╭─ Record set

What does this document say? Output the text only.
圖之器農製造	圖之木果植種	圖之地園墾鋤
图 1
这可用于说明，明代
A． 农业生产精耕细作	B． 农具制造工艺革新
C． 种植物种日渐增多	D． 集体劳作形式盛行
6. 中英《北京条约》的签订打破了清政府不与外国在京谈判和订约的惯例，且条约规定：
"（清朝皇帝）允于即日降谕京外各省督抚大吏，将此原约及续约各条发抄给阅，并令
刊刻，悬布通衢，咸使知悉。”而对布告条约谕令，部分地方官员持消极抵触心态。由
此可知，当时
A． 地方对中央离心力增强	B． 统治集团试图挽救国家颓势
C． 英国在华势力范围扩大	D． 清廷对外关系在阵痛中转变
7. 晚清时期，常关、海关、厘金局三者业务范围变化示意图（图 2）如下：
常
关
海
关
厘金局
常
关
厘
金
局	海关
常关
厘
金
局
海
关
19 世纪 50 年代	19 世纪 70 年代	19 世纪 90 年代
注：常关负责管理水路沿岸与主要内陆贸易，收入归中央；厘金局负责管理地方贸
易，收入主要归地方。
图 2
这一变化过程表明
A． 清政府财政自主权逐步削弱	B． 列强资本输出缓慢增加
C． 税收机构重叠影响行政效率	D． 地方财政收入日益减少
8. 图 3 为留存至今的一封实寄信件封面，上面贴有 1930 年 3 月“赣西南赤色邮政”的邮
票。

╰─

> What to produce: Quote all the records. Keep every word exact.

> Task result:
What does this document say? Output the text only.
圖之器農製造	圖之木果植種	圖之地園墾鋤
图 1
这可用于说明，明代
A． 农业生产精耕细作	B． 农具制造工艺革新
C． 种植物种日渐增多	D． 集体劳作形式盛行
6. 中英《北京条约》的签订打破了清政府不与外国在京谈判和订约的惯例，且条约规定：
"（清朝皇帝）允于即日降谕京外各省督抚大吏，将此原约及续约各条发抄给阅，并令
刊刻，悬布通衢，咸使知悉。”而对布告条约谕令，部分地方官员持消极抵触心态。由
此可知，当时
A． 地方对中央离心力增强	B． 统治集团试图挽救国家颓势
C． 英国在华势力范围扩大	D． 清廷对外关系在阵痛中转变
7. 晚清时期，常关、海关、厘金局三者业务范围变化示意图（图 2）如下：
常
关
海
关
厘金局
常
关
厘
金
局	海关
常关
厘
金
局
海
关
19 世纪 50 年代	19 世纪 70 年代	19 世纪 90 年代
注：常关负责管理水路沿岸与主要内陆贸易，收入归中央；厘金局负责管理地方贸
易，收入主要归地方。
图 2
这一变化过程表明
A． 清政府财政自主权逐步削弱	B． 列强资本输出缓慢增加
C． 税收机构重叠影响行政效率	D． 地方财政收入日益减少
8. 图 3 为留存至今的一封实寄信件封面，上面贴有 1930 年 3 月“赣西南赤色邮政”的邮
票。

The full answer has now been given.